Exercise details: Among the entries, which lines carry the string "Ours"? Copy each of them.

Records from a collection
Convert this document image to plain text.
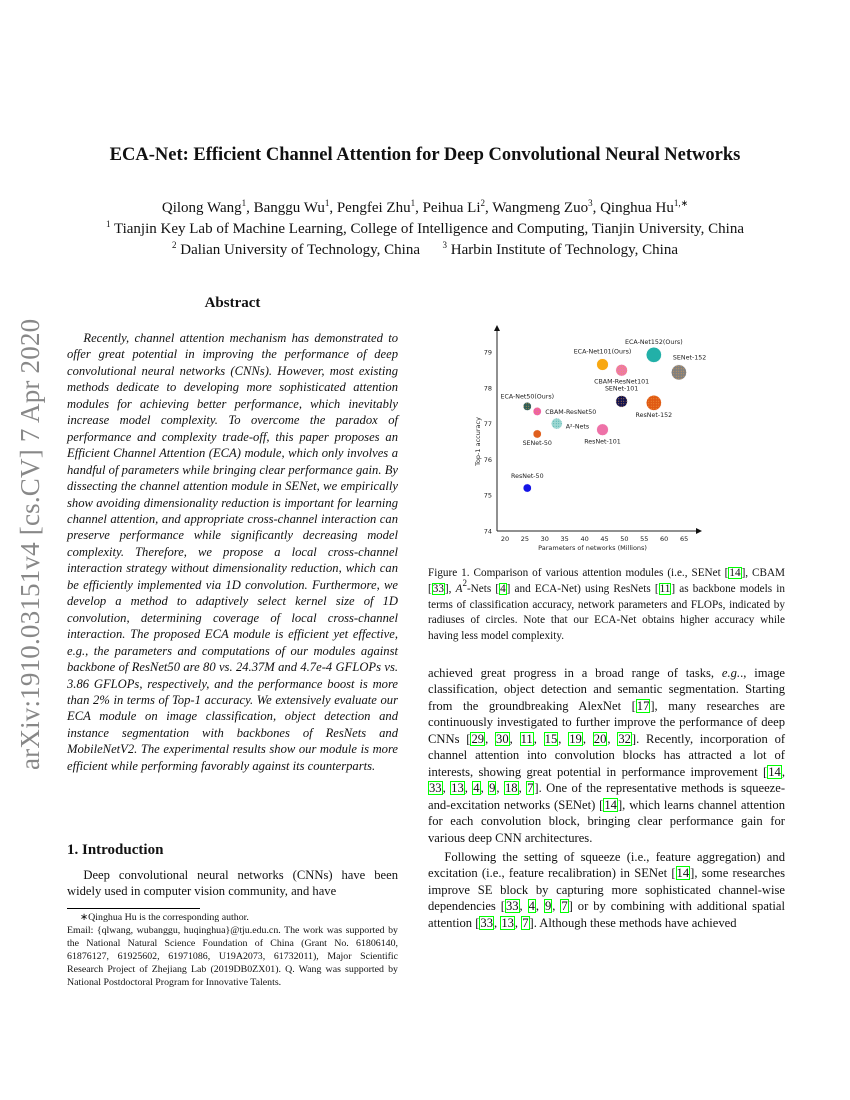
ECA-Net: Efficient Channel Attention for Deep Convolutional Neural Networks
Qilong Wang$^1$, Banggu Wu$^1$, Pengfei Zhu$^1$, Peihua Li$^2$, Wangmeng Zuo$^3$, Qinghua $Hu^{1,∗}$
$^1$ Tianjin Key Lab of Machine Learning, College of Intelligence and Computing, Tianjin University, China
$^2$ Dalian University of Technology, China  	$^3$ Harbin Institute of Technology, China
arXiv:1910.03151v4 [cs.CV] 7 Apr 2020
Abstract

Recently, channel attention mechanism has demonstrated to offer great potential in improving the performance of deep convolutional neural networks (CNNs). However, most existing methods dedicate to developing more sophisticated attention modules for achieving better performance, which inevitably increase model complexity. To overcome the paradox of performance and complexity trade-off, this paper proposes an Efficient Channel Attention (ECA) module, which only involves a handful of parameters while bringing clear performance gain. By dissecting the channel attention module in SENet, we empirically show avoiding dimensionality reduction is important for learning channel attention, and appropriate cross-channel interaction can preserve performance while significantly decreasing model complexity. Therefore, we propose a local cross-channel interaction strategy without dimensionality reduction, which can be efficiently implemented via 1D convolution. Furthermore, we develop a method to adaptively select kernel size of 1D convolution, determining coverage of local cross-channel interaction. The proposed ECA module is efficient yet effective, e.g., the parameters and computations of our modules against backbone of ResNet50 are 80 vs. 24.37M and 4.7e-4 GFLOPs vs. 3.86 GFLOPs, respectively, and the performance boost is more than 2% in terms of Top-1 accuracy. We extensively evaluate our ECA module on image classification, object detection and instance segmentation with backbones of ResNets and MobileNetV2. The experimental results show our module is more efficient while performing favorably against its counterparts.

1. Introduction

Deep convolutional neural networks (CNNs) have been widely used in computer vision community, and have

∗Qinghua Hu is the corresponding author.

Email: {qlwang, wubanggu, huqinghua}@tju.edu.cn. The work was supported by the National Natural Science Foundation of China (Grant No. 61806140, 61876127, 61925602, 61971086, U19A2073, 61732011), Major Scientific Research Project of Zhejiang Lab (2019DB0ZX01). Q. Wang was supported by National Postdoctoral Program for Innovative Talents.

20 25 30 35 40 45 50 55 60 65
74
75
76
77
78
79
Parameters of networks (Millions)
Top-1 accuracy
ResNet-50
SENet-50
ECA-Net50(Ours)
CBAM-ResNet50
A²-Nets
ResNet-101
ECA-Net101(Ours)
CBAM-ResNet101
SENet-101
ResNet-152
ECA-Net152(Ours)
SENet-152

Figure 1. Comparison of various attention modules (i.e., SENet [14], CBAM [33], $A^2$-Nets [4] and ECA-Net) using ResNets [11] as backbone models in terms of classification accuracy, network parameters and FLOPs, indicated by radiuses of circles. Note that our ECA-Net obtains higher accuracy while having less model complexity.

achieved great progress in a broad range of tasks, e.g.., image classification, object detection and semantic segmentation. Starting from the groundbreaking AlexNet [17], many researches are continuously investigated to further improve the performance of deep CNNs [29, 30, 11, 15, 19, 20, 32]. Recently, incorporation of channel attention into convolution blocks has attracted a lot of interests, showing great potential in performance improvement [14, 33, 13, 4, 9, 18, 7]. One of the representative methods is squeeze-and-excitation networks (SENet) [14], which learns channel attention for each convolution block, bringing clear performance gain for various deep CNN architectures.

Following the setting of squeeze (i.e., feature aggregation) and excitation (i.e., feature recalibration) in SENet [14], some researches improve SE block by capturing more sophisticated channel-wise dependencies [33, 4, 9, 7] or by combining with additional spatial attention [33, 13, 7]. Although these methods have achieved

...

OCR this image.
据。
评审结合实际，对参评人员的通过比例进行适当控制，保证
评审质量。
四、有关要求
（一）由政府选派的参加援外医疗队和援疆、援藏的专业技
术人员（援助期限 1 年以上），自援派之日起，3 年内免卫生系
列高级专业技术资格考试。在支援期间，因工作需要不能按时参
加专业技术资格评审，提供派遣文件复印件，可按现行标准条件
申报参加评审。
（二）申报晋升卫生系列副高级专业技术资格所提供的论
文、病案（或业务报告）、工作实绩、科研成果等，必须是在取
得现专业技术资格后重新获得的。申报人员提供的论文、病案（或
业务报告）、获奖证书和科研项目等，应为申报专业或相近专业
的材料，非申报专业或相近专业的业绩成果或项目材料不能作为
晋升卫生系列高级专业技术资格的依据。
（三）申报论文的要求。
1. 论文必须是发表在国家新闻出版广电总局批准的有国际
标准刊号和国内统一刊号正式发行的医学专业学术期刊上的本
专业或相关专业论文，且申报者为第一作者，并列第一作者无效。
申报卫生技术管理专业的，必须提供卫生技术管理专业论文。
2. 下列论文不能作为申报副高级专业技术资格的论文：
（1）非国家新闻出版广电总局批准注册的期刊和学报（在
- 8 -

Written answer:
ECA-Net50(Ours)
ECA-Net101(Ours)
ECA-Net152(Ours)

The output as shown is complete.